◆ **Given instruction**:
Scan the entries below. List each line with "screenshot".

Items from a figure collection
=====
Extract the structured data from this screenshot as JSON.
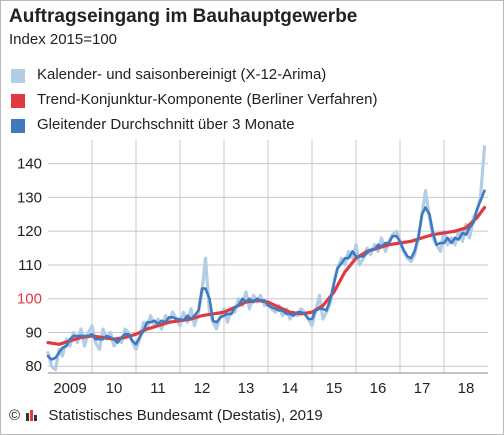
{
  "title": "Auftragseingang im Bauhauptgewerbe",
  "subtitle": "Index 2015=100",
  "footer": {
    "copyright": "©",
    "source": "Statistisches Bundesamt (Destatis), 2019"
  },
  "colors": {
    "seasonal": "#b3cde6",
    "trend": "#e0393e",
    "moving_avg": "#3f7ac0",
    "grid": "#c8c8c8",
    "axis_text": "#222222",
    "highlight_text": "#e0393e"
  },
  "chart_data": {
    "type": "line",
    "title": "Auftragseingang im Bauhauptgewerbe",
    "ylabel": "Index 2015=100",
    "ylim": [
      78,
      147
    ],
    "yticks": [
      80,
      90,
      100,
      110,
      120,
      130,
      140
    ],
    "highlight_tick": 100,
    "xlim": [
      2009.0,
      2019.0
    ],
    "xticks": [
      {
        "label": "2009",
        "value": 2009.5
      },
      {
        "label": "10",
        "value": 2010.5
      },
      {
        "label": "11",
        "value": 2011.5
      },
      {
        "label": "12",
        "value": 2012.5
      },
      {
        "label": "13",
        "value": 2013.5
      },
      {
        "label": "14",
        "value": 2014.5
      },
      {
        "label": "15",
        "value": 2015.5
      },
      {
        "label": "16",
        "value": 2016.5
      },
      {
        "label": "17",
        "value": 2017.5
      },
      {
        "label": "18",
        "value": 2018.5
      }
    ],
    "grid": true,
    "legend_position": "top-left",
    "series": [
      {
        "name": "Kalender- und saisonbereinigt (X-12-Arima)",
        "points": [
          [
            2009.0,
            84
          ],
          [
            2009.08,
            80
          ],
          [
            2009.17,
            79
          ],
          [
            2009.25,
            85
          ],
          [
            2009.33,
            83
          ],
          [
            2009.42,
            88
          ],
          [
            2009.5,
            86
          ],
          [
            2009.58,
            90
          ],
          [
            2009.67,
            87
          ],
          [
            2009.75,
            91
          ],
          [
            2009.83,
            86
          ],
          [
            2009.92,
            90
          ],
          [
            2010.0,
            92
          ],
          [
            2010.08,
            87
          ],
          [
            2010.17,
            85
          ],
          [
            2010.25,
            91
          ],
          [
            2010.33,
            88
          ],
          [
            2010.42,
            90
          ],
          [
            2010.5,
            86
          ],
          [
            2010.58,
            88
          ],
          [
            2010.67,
            87
          ],
          [
            2010.75,
            91
          ],
          [
            2010.83,
            90
          ],
          [
            2010.92,
            87
          ],
          [
            2011.0,
            85
          ],
          [
            2011.08,
            88
          ],
          [
            2011.17,
            93
          ],
          [
            2011.25,
            91
          ],
          [
            2011.33,
            95
          ],
          [
            2011.42,
            92
          ],
          [
            2011.5,
            94
          ],
          [
            2011.58,
            91
          ],
          [
            2011.67,
            95
          ],
          [
            2011.75,
            93
          ],
          [
            2011.83,
            96
          ],
          [
            2011.92,
            94
          ],
          [
            2012.0,
            92
          ],
          [
            2012.08,
            96
          ],
          [
            2012.17,
            93
          ],
          [
            2012.25,
            97
          ],
          [
            2012.33,
            92
          ],
          [
            2012.42,
            96
          ],
          [
            2012.5,
            102
          ],
          [
            2012.58,
            112
          ],
          [
            2012.67,
            96
          ],
          [
            2012.75,
            93
          ],
          [
            2012.83,
            91
          ],
          [
            2012.92,
            95
          ],
          [
            2013.0,
            97
          ],
          [
            2013.08,
            93
          ],
          [
            2013.17,
            97
          ],
          [
            2013.25,
            96
          ],
          [
            2013.33,
            100
          ],
          [
            2013.42,
            98
          ],
          [
            2013.5,
            102
          ],
          [
            2013.58,
            97
          ],
          [
            2013.67,
            101
          ],
          [
            2013.75,
            99
          ],
          [
            2013.83,
            101
          ],
          [
            2013.92,
            98
          ],
          [
            2014.0,
            99
          ],
          [
            2014.08,
            97
          ],
          [
            2014.17,
            96
          ],
          [
            2014.25,
            98
          ],
          [
            2014.33,
            95
          ],
          [
            2014.42,
            97
          ],
          [
            2014.5,
            94
          ],
          [
            2014.58,
            96
          ],
          [
            2014.67,
            95
          ],
          [
            2014.75,
            97
          ],
          [
            2014.83,
            96
          ],
          [
            2014.92,
            94
          ],
          [
            2015.0,
            92
          ],
          [
            2015.08,
            96
          ],
          [
            2015.17,
            101
          ],
          [
            2015.25,
            94
          ],
          [
            2015.33,
            96
          ],
          [
            2015.42,
            99
          ],
          [
            2015.5,
            105
          ],
          [
            2015.58,
            109
          ],
          [
            2015.67,
            112
          ],
          [
            2015.75,
            110
          ],
          [
            2015.83,
            114
          ],
          [
            2015.92,
            112
          ],
          [
            2016.0,
            116
          ],
          [
            2016.08,
            110
          ],
          [
            2016.17,
            112
          ],
          [
            2016.25,
            115
          ],
          [
            2016.33,
            113
          ],
          [
            2016.42,
            116
          ],
          [
            2016.5,
            114
          ],
          [
            2016.58,
            118
          ],
          [
            2016.67,
            114
          ],
          [
            2016.75,
            117
          ],
          [
            2016.83,
            119
          ],
          [
            2016.92,
            120
          ],
          [
            2017.0,
            117
          ],
          [
            2017.08,
            114
          ],
          [
            2017.17,
            112
          ],
          [
            2017.25,
            111
          ],
          [
            2017.33,
            113
          ],
          [
            2017.42,
            118
          ],
          [
            2017.5,
            125
          ],
          [
            2017.58,
            132
          ],
          [
            2017.67,
            124
          ],
          [
            2017.75,
            118
          ],
          [
            2017.83,
            116
          ],
          [
            2017.92,
            114
          ],
          [
            2018.0,
            120
          ],
          [
            2018.08,
            116
          ],
          [
            2018.17,
            118
          ],
          [
            2018.25,
            116
          ],
          [
            2018.33,
            120
          ],
          [
            2018.42,
            117
          ],
          [
            2018.5,
            122
          ],
          [
            2018.58,
            118
          ],
          [
            2018.67,
            124
          ],
          [
            2018.75,
            126
          ],
          [
            2018.83,
            130
          ],
          [
            2018.92,
            145
          ]
        ]
      },
      {
        "name": "Trend-Konjunktur-Komponente (Berliner Verfahren)",
        "points": [
          [
            2009.0,
            87
          ],
          [
            2009.25,
            86.5
          ],
          [
            2009.5,
            87.5
          ],
          [
            2009.75,
            88.5
          ],
          [
            2010.0,
            89
          ],
          [
            2010.25,
            88.5
          ],
          [
            2010.5,
            88
          ],
          [
            2010.75,
            88.5
          ],
          [
            2011.0,
            89.5
          ],
          [
            2011.25,
            91
          ],
          [
            2011.5,
            92
          ],
          [
            2011.75,
            93
          ],
          [
            2012.0,
            93.5
          ],
          [
            2012.25,
            94
          ],
          [
            2012.5,
            95
          ],
          [
            2012.75,
            95.5
          ],
          [
            2013.0,
            96
          ],
          [
            2013.25,
            97.5
          ],
          [
            2013.5,
            99
          ],
          [
            2013.75,
            99.5
          ],
          [
            2014.0,
            99
          ],
          [
            2014.25,
            97.5
          ],
          [
            2014.5,
            96
          ],
          [
            2014.75,
            95.5
          ],
          [
            2015.0,
            96
          ],
          [
            2015.25,
            98
          ],
          [
            2015.5,
            102
          ],
          [
            2015.75,
            108
          ],
          [
            2016.0,
            112
          ],
          [
            2016.25,
            114
          ],
          [
            2016.5,
            115
          ],
          [
            2016.75,
            116
          ],
          [
            2017.0,
            116.5
          ],
          [
            2017.25,
            117
          ],
          [
            2017.5,
            118
          ],
          [
            2017.75,
            119
          ],
          [
            2018.0,
            119.5
          ],
          [
            2018.25,
            120
          ],
          [
            2018.5,
            121
          ],
          [
            2018.75,
            124
          ],
          [
            2018.92,
            127
          ]
        ]
      },
      {
        "name": "Gleitender Durchschnitt über 3 Monate",
        "points": [
          [
            2009.0,
            83
          ],
          [
            2009.08,
            82
          ],
          [
            2009.17,
            82.5
          ],
          [
            2009.25,
            84
          ],
          [
            2009.33,
            85.5
          ],
          [
            2009.42,
            86
          ],
          [
            2009.5,
            88
          ],
          [
            2009.58,
            89
          ],
          [
            2009.67,
            89
          ],
          [
            2009.75,
            89
          ],
          [
            2009.83,
            89
          ],
          [
            2009.92,
            89
          ],
          [
            2010.0,
            89.5
          ],
          [
            2010.08,
            88
          ],
          [
            2010.17,
            88
          ],
          [
            2010.25,
            88
          ],
          [
            2010.33,
            89
          ],
          [
            2010.42,
            88.5
          ],
          [
            2010.5,
            88
          ],
          [
            2010.58,
            87
          ],
          [
            2010.67,
            88.5
          ],
          [
            2010.75,
            89.5
          ],
          [
            2010.83,
            89.5
          ],
          [
            2010.92,
            87.5
          ],
          [
            2011.0,
            86.5
          ],
          [
            2011.08,
            88.5
          ],
          [
            2011.17,
            90.5
          ],
          [
            2011.25,
            93
          ],
          [
            2011.33,
            93
          ],
          [
            2011.42,
            93.5
          ],
          [
            2011.5,
            92.5
          ],
          [
            2011.58,
            93.5
          ],
          [
            2011.67,
            93
          ],
          [
            2011.75,
            94.5
          ],
          [
            2011.83,
            94.5
          ],
          [
            2011.92,
            94
          ],
          [
            2012.0,
            94
          ],
          [
            2012.08,
            93.5
          ],
          [
            2012.17,
            95
          ],
          [
            2012.25,
            94
          ],
          [
            2012.33,
            95
          ],
          [
            2012.42,
            96.5
          ],
          [
            2012.5,
            103
          ],
          [
            2012.58,
            103
          ],
          [
            2012.67,
            100
          ],
          [
            2012.75,
            93.5
          ],
          [
            2012.83,
            93
          ],
          [
            2012.92,
            94.5
          ],
          [
            2013.0,
            95
          ],
          [
            2013.08,
            95.5
          ],
          [
            2013.17,
            95.5
          ],
          [
            2013.25,
            97.5
          ],
          [
            2013.33,
            98
          ],
          [
            2013.42,
            100
          ],
          [
            2013.5,
            99
          ],
          [
            2013.58,
            100
          ],
          [
            2013.67,
            99
          ],
          [
            2013.75,
            100
          ],
          [
            2013.83,
            99.5
          ],
          [
            2013.92,
            99.5
          ],
          [
            2014.0,
            98
          ],
          [
            2014.08,
            97.5
          ],
          [
            2014.17,
            97
          ],
          [
            2014.25,
            96.5
          ],
          [
            2014.33,
            96.5
          ],
          [
            2014.42,
            95.5
          ],
          [
            2014.5,
            95.5
          ],
          [
            2014.58,
            95
          ],
          [
            2014.67,
            96
          ],
          [
            2014.75,
            96
          ],
          [
            2014.83,
            95.5
          ],
          [
            2014.92,
            94
          ],
          [
            2015.0,
            94
          ],
          [
            2015.08,
            96.5
          ],
          [
            2015.17,
            97
          ],
          [
            2015.25,
            97
          ],
          [
            2015.33,
            96.5
          ],
          [
            2015.42,
            100
          ],
          [
            2015.5,
            104.5
          ],
          [
            2015.58,
            109
          ],
          [
            2015.67,
            110.5
          ],
          [
            2015.75,
            112
          ],
          [
            2015.83,
            112
          ],
          [
            2015.92,
            114
          ],
          [
            2016.0,
            112.5
          ],
          [
            2016.08,
            112.5
          ],
          [
            2016.17,
            112.5
          ],
          [
            2016.25,
            113.5
          ],
          [
            2016.33,
            114.5
          ],
          [
            2016.42,
            114.5
          ],
          [
            2016.5,
            116
          ],
          [
            2016.58,
            115.5
          ],
          [
            2016.67,
            116.5
          ],
          [
            2016.75,
            116.5
          ],
          [
            2016.83,
            118.5
          ],
          [
            2016.92,
            118.5
          ],
          [
            2017.0,
            117
          ],
          [
            2017.08,
            114.5
          ],
          [
            2017.17,
            112.5
          ],
          [
            2017.25,
            112
          ],
          [
            2017.33,
            114
          ],
          [
            2017.42,
            118.5
          ],
          [
            2017.5,
            125
          ],
          [
            2017.58,
            127
          ],
          [
            2017.67,
            125
          ],
          [
            2017.75,
            119.5
          ],
          [
            2017.83,
            116
          ],
          [
            2017.92,
            116.5
          ],
          [
            2018.0,
            116.5
          ],
          [
            2018.08,
            118
          ],
          [
            2018.17,
            116.5
          ],
          [
            2018.25,
            118
          ],
          [
            2018.33,
            117.5
          ],
          [
            2018.42,
            119.5
          ],
          [
            2018.5,
            119
          ],
          [
            2018.58,
            121
          ],
          [
            2018.67,
            122.5
          ],
          [
            2018.75,
            126.5
          ],
          [
            2018.83,
            129
          ],
          [
            2018.92,
            132
          ]
        ]
      }
    ]
  }
}
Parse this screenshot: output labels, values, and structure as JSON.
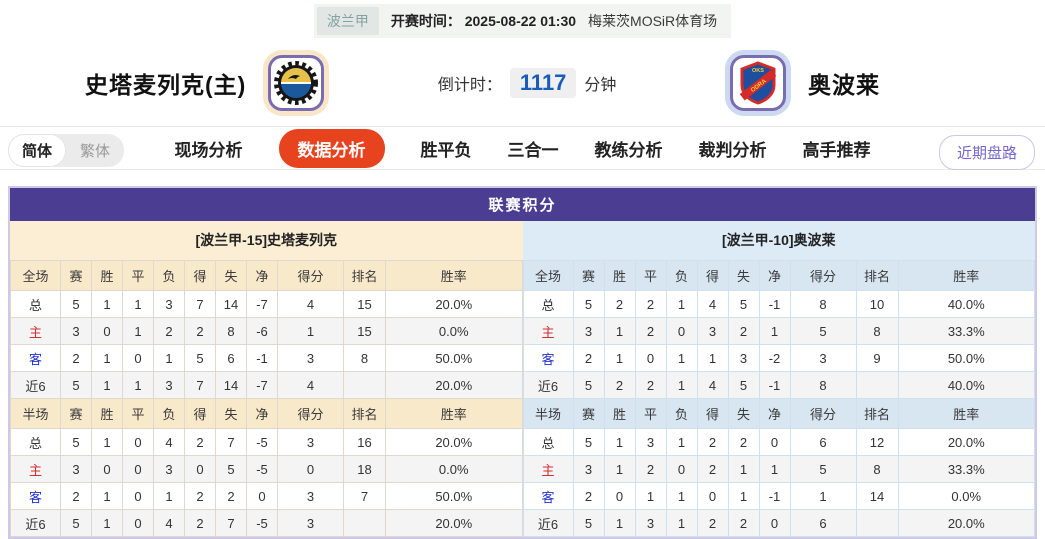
=====
◆ **Solution below**:
Extract the structured data from this screenshot as JSON.
Parse this screenshot: output labels, values, and structure as JSON.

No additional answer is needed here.